Outros vizinhos da Arábia Saudita, como o Bahrain, o Qatar ou os Emirados Árabes Unidos, são governados por príncipes que chegaram ao poder depois de derrubarem pais, irmãos ou primos.

Eliminam igualmente, na maior impunidade, qualquer oposição, incluindo minorias que apenas reclamam uma mais equitativa distribuição das riquezas petrolíferas.

O mais grave é que entre os influentes consultores desta realeza se encontram actuais ou antigos agentes dos serviços secretos britânicos. Terrível é ainda o facto de o Dubai, Riad e Islamabad serem os únicos governos que reconheceram as autoridades de Cabul.

A justificação para este reconhecimento foi compreendida pelo Ocidente: os Taliban (não obstante financiarem uma guerra civil com o tráfico de ópio) controla[va]m troços do território afegão por onde passam oleodutos até à Ásia Central.

O Iraque é outro exemplo da “hipocrisia” ocidental. Durante anos, Saddam Hussein assassinou (alguns com as suas próprias mãos) os que poderiam constituir uma alternativa ao seu reinado de terror. Chegou a liquidar dissidentes exilados em países europeus, e as imagens de milhares de civis mortos por armas químicas no Curdistão (Norte) foram ignoradas como “fotomontagens”.

Assim tinha de ser porque a CIA estava empenhada em fornecer armas e informações de satélite ao “carniceiro de Bagdad” para que ele ganhasse a primeira guerra do Golfo (1980-1988) contra o Irão.

**Tarefas a realizar**:
1: Como resumiria em duas frases o texto sobre os regimes do Golfo e o Iraque?
2: Pode escrever o que vem a seguir no texto sobre os regimes do Golfo e o Iraque, a partir da sua última frase?
As linhas de dados são material à parte, sem relação com o texto.

**Conteúdo das linhas**:
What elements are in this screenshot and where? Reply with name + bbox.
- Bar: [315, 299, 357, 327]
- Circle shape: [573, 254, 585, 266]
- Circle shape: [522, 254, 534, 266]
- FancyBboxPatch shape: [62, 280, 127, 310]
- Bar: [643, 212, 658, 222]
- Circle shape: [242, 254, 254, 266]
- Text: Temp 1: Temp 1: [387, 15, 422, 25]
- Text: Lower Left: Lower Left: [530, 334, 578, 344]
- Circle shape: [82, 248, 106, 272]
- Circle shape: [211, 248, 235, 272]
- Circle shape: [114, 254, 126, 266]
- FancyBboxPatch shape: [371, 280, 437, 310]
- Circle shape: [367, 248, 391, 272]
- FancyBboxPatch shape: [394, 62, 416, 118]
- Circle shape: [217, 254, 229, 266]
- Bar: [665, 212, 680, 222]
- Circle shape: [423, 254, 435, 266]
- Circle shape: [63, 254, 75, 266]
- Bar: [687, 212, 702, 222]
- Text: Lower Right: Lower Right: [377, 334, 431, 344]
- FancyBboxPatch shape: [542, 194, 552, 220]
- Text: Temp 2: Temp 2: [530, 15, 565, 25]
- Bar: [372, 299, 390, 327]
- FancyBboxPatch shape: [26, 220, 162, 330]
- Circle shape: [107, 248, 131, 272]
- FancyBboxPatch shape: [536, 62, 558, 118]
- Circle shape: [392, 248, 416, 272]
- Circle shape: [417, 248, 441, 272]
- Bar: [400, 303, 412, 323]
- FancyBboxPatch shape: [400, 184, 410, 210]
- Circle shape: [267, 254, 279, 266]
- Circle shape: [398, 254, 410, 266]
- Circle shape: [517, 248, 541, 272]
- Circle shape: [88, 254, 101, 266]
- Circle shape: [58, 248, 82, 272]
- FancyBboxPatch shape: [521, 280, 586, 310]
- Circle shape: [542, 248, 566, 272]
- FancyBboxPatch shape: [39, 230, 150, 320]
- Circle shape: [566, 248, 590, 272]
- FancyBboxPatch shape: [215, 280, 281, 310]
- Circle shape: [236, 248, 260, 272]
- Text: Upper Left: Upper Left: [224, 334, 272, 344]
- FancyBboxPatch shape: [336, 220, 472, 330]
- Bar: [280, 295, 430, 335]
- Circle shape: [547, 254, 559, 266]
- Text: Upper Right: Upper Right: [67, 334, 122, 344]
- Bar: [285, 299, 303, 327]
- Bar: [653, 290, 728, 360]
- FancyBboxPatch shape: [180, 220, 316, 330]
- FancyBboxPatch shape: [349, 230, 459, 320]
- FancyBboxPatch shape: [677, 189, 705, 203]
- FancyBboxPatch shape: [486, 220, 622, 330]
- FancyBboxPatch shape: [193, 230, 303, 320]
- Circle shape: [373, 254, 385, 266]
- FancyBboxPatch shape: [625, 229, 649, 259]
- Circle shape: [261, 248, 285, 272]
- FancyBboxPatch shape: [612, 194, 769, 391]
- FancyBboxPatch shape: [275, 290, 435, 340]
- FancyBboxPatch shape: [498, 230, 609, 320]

--

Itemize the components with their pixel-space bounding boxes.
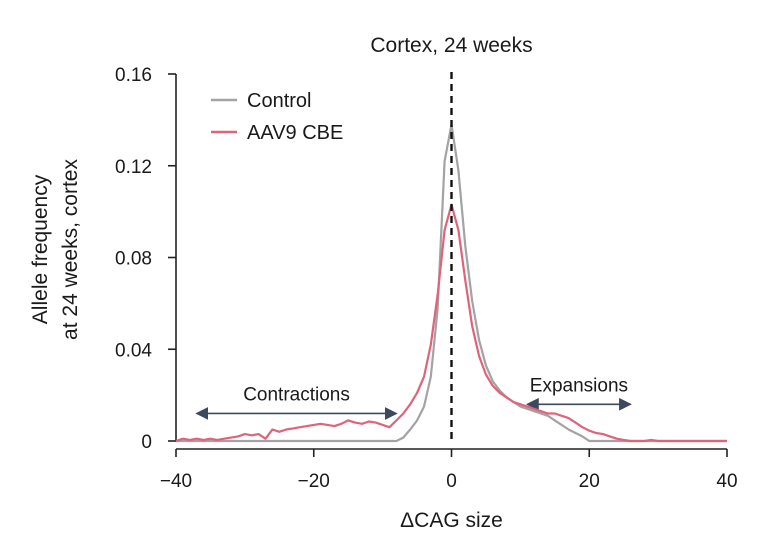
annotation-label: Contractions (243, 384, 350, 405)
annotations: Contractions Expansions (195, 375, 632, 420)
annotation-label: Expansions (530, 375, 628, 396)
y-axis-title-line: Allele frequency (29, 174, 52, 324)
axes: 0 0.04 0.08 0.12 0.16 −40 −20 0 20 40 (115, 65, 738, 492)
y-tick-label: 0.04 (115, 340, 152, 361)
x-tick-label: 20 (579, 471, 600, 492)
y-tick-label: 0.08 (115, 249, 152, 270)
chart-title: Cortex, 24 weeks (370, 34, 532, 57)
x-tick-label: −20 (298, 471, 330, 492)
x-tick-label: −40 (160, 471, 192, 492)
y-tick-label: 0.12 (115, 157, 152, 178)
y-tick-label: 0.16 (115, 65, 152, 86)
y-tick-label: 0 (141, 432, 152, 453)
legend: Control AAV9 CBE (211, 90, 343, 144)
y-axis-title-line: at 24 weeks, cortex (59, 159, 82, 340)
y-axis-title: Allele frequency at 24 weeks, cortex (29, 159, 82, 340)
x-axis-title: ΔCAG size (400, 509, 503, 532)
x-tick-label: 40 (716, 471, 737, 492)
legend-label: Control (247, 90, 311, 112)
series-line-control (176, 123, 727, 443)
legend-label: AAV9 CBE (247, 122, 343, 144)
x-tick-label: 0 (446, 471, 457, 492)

**Respostas dadas**:
1: Vizinhos da Arábia Saudita como o Bahrain, o Qatar e os Emirados Árabes Unidos são governados por príncipes que chegaram ao poder derrubando familiares e eliminam impunemente qualquer oposição, e Dubai, Riad e Islamabad foram os únicos governos a reconhecer as autoridades de Cabul, justificação compreendida pelo Ocidente por os Taliban controlarem troços do território afegão por onde passam oleodutos. O Iraque surge como outro exemplo da "hipocrisia" ocidental, pois Saddam Hussein assassinou possíveis alternativas ao seu reinado e as imagens de milhares de civis mortos por armas químicas no Curdistão foram ignoradas, enquanto a CIA lhe fornecia armas e informações de satélite para vencer a guerra contra o Irão.

2:
Saddam passou de aliado a inimigo quando se quis apropriar das reservas petrolíferas do Kuwait (1990). Mas nem assim o Ocidente foi capaz de levar até ao fim a Tempestade no Deserto: não havia outro ditador capaz de impedir a desintegração do mosaico étnico e confessional que é o Iraque, e subsequentemente, a da Síria e a da Turquia (membro da NATO).

Até a França, baluarte da “liberdade, igualdade e fraternidade”, não teve escrúpulos em firmar com Saddam contratos petrolíferos, aguardando apenas o levantamento das sanções da ONU.

© The Economist

Finalmente, um dos maiores desastres da política externa ocidental foi o contragolpe no Irão que, em 1953, recolocou o Xá Mohammad Reza Pahlavi no Trono do Pavão e depôs o primeiro-ministro Mohammad Mosaddegh. Este europeísta secular que queria modernizar o país e reformar as tradições religiosas foi afastado pela CIA e pelo MI-6.

O seu pecado: ousou nacionalizar, em 1951, a Anglo-Iranian Oil Company, um gigante controlado pelos britânicos, que retinham 70% das receitas. A Pérsia era um império estratégico que valia o sacrifício de todos os “valores ocidentais”.

Os EUA ignoraram os terríveis crimes cometidos pela SAVAK, a polícia secreta do último monarca da dinastia Pahlavi, e forneceram ao seu aliado as melhores armas que o dinheiro podia comprar.

O problema é que, com o afastamento do carismático Mossadegh, os sentimentos antiamericanos exacerbaram-se num país traumatizado por muitas invasões (turcos seljúcidas, mongóis, gregos, árabes). Ficou assim aberto o caminho para que o Ayatollah Khomeini empreendesse a sua sangrenta revolução islâmica.

Pacheco Pereira tem razão quando afirma que os fanáticos que enterraram uma parte do mundo sob os escombros do World Trade Center não são pobres nem humilhados. “São gente educada, movimentando cartões de crédito.” Aliás, nunca se ouviu dizer a Bin Laden que a sua luta [era] pela causa dos palestinianos despejados em miseráveis campos de refugiados.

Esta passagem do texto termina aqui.